| ENTRIES PROVIDED |
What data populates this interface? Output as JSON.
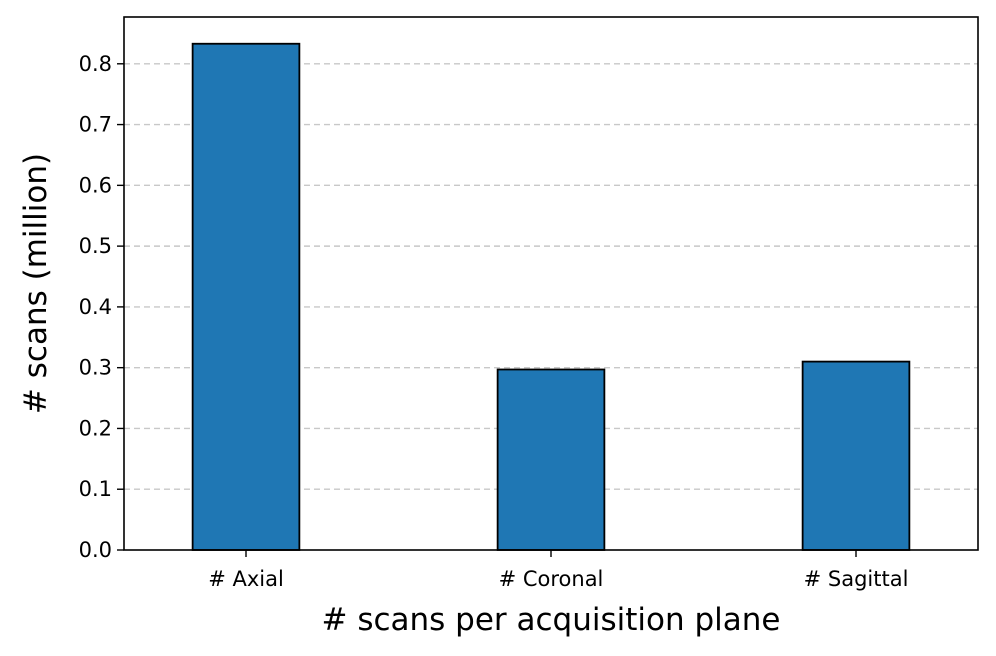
{
  "chart_data": {
    "type": "bar",
    "categories": [
      "# Axial",
      "# Coronal",
      "# Sagittal"
    ],
    "values": [
      0.833,
      0.297,
      0.31
    ],
    "title": "",
    "xlabel": "# scans per acquisition plane",
    "ylabel": "# scans (million)",
    "ylim": [
      0,
      0.877
    ],
    "yticks": [
      0.0,
      0.1,
      0.2,
      0.3,
      0.4,
      0.5,
      0.6,
      0.7,
      0.8
    ],
    "ytick_labels": [
      "0.0",
      "0.1",
      "0.2",
      "0.3",
      "0.4",
      "0.5",
      "0.6",
      "0.7",
      "0.8"
    ],
    "grid": "y, dashed",
    "bar_color": "#1f77b4",
    "bar_edge_color": "#000000",
    "grid_color": "#c8c8c8"
  }
}
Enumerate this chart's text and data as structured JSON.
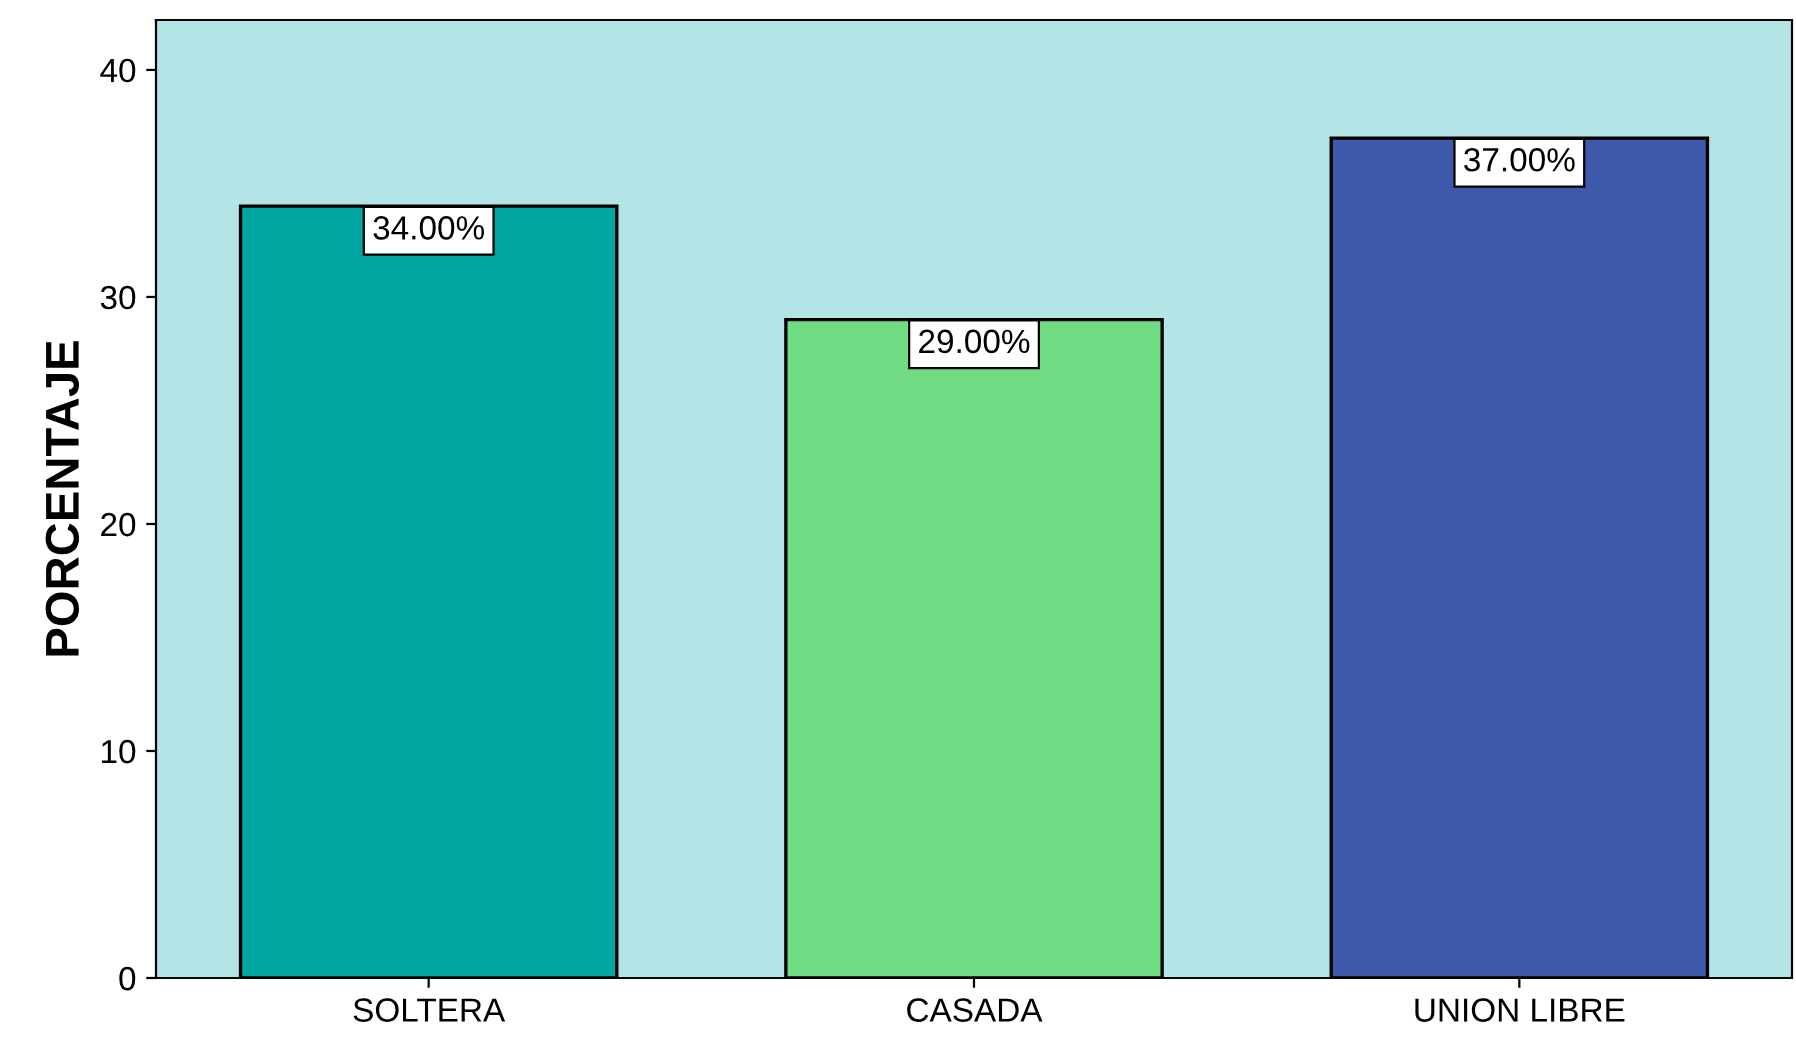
{
  "chart_data": {
    "type": "bar",
    "ylabel": "PORCENTAJE",
    "categories": [
      "SOLTERA",
      "CASADA",
      "UNION LIBRE"
    ],
    "values": [
      34,
      29,
      37
    ],
    "colors": [
      "#00a6a0",
      "#70dc84",
      "#3e58aa"
    ],
    "value_labels": [
      "34.00%",
      "29.00%",
      "37.00%"
    ],
    "ylim": [
      0,
      42.2
    ],
    "yticks": [
      0,
      10,
      20,
      30,
      40
    ],
    "grid": false,
    "legend": false
  }
}
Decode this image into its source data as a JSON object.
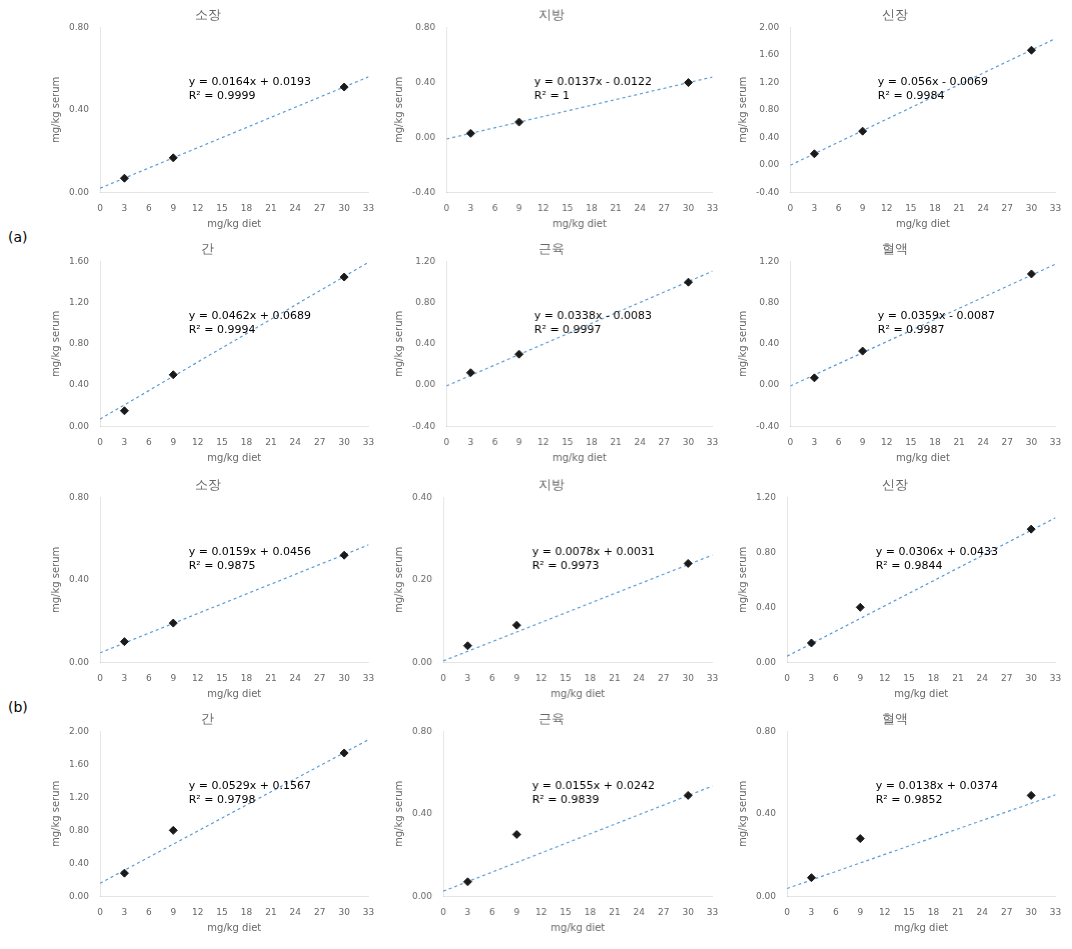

| PROBLEM TO WORK ON |
Search the lines above for the string "scans" and copy each line that has it.

| RESULT BELOW |
    "xlabel": "# scans per acquisition plane",
    "ylabel": "# scans (million)",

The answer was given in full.